▶

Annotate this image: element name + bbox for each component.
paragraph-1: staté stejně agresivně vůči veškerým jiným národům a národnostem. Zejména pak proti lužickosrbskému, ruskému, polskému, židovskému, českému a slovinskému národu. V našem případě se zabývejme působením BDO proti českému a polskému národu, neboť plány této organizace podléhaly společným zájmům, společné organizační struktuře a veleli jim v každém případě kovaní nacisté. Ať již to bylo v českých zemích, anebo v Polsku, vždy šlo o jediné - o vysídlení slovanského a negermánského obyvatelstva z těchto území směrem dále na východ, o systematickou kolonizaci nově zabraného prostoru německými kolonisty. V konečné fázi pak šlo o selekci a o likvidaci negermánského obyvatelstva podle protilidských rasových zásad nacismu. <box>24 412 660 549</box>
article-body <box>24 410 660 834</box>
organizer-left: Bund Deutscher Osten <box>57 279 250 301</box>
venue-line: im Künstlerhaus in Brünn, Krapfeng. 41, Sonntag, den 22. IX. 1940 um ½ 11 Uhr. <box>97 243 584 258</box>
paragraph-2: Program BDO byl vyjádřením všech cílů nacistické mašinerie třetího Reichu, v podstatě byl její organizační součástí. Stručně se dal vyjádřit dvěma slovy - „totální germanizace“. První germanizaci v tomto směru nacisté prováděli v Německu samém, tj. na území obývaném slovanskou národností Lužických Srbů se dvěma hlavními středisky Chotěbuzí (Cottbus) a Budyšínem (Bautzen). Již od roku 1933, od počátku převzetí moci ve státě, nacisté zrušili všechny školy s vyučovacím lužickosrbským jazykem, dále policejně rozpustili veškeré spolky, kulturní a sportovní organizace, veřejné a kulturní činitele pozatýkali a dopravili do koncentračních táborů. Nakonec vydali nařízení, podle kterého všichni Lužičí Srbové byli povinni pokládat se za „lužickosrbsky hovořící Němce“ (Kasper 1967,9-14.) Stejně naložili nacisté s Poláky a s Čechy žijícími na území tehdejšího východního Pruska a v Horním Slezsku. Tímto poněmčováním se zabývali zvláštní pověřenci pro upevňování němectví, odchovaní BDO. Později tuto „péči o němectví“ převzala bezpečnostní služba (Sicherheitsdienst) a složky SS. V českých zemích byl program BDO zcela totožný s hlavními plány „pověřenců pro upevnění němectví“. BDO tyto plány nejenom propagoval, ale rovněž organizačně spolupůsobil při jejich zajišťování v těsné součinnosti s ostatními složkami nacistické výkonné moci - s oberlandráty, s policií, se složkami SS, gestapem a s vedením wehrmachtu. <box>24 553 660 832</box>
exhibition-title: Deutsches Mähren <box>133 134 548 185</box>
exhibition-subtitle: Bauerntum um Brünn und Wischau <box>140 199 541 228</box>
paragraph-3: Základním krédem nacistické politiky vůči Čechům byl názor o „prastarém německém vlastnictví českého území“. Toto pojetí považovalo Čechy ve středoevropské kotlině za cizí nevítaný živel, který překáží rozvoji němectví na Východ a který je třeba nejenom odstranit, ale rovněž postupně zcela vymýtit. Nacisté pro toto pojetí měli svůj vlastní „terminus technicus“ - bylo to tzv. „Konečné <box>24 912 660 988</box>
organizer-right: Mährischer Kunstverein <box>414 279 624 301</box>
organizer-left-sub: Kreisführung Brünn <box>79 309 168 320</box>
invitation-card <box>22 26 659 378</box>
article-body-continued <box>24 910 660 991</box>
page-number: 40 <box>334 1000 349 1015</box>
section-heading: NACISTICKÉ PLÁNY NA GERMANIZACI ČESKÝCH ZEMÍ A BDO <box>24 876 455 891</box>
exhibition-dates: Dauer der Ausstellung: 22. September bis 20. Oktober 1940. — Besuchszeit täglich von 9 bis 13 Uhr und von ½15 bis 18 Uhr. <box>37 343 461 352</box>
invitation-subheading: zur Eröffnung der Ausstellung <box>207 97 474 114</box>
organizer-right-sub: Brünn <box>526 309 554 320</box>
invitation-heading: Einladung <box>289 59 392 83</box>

◀

▶ _What the task requires_
Copy every line of the records above character for character, keeping the original order.

▶ _Answer to the exercise_
Annotate this image: element name + bbox for each component.
paragraph-1: staté stejně agresivně vůči veškerým jiným národům a národnostem. Zejména pak proti lužickosrbskému, ruskému, polskému, židovskému, českému a slovinskému národu. V našem případě se zabývejme působením BDO proti českému a polskému národu, neboť plány této organizace podléhaly společným zájmům, společné organizační struktuře a veleli jim v každém případě kovaní nacisté. Ať již to bylo v českých zemích, anebo v Polsku, vždy šlo o jediné - o vysídlení slovanského a negermánského obyvatelstva z těchto území směrem dále na východ, o systematickou kolonizaci nově zabraného prostoru německými kolonisty. V konečné fázi pak šlo o selekci a o likvidaci negermánského obyvatelstva podle protilidských rasových zásad nacismu. <box>24 412 660 549</box>
article-body <box>24 410 660 834</box>
organizer-left: Bund Deutscher Osten <box>57 279 250 301</box>
venue-line: im Künstlerhaus in Brünn, Krapfeng. 41, Sonntag, den 22. IX. 1940 um ½ 11 Uhr. <box>97 243 584 258</box>
paragraph-2: Program BDO byl vyjádřením všech cílů nacistické mašinerie třetího Reichu, v podstatě byl její organizační součástí. Stručně se dal vyjádřit dvěma slovy - „totální germanizace“. První germanizaci v tomto směru nacisté prováděli v Německu samém, tj. na území obývaném slovanskou národností Lužických Srbů se dvěma hlavními středisky Chotěbuzí (Cottbus) a Budyšínem (Bautzen). Již od roku 1933, od počátku převzetí moci ve státě, nacisté zrušili všechny školy s vyučovacím lužickosrbským jazykem, dále policejně rozpustili veškeré spolky, kulturní a sportovní organizace, veřejné a kulturní činitele pozatýkali a dopravili do koncentračních táborů. Nakonec vydali nařízení, podle kterého všichni Lužičí Srbové byli povinni pokládat se za „lužickosrbsky hovořící Němce“ (Kasper 1967,9-14.) Stejně naložili nacisté s Poláky a s Čechy žijícími na území tehdejšího východního Pruska a v Horním Slezsku. Tímto poněmčováním se zabývali zvláštní pověřenci pro upevňování němectví, odchovaní BDO. Později tuto „péči o němectví“ převzala bezpečnostní služba (Sicherheitsdienst) a složky SS. V českých zemích byl program BDO zcela totožný s hlavními plány „pověřenců pro upevnění němectví“. BDO tyto plány nejenom propagoval, ale rovněž organizačně spolupůsobil při jejich zajišťování v těsné součinnosti s ostatními složkami nacistické výkonné moci - s oberlandráty, s policií, se složkami SS, gestapem a s vedením wehrmachtu. <box>24 553 660 832</box>
exhibition-title: Deutsches Mähren <box>133 134 548 185</box>
exhibition-subtitle: Bauerntum um Brünn und Wischau <box>140 199 541 228</box>
paragraph-3: Základním krédem nacistické politiky vůči Čechům byl názor o „prastarém německém vlastnictví českého území“. Toto pojetí považovalo Čechy ve středoevropské kotlině za cizí nevítaný živel, který překáží rozvoji němectví na Východ a který je třeba nejenom odstranit, ale rovněž postupně zcela vymýtit. Nacisté pro toto pojetí měli svůj vlastní „terminus technicus“ - bylo to tzv. „Konečné <box>24 912 660 988</box>
organizer-right: Mährischer Kunstverein <box>414 279 624 301</box>
organizer-left-sub: Kreisführung Brünn <box>79 309 168 320</box>
invitation-card <box>22 26 659 378</box>
article-body-continued <box>24 910 660 991</box>
page-number: 40 <box>334 1000 349 1015</box>
section-heading: NACISTICKÉ PLÁNY NA GERMANIZACI ČESKÝCH ZEMÍ A BDO <box>24 876 455 891</box>
exhibition-dates: Dauer der Ausstellung: 22. September bis 20. Oktober 1940. — Besuchszeit täglich von 9 bis 13 Uhr und von ½15 bis 18 Uhr. <box>37 343 461 352</box>
invitation-subheading: zur Eröffnung der Ausstellung <box>207 97 474 114</box>
organizer-right-sub: Brünn <box>526 309 554 320</box>
invitation-heading: Einladung <box>289 59 392 83</box>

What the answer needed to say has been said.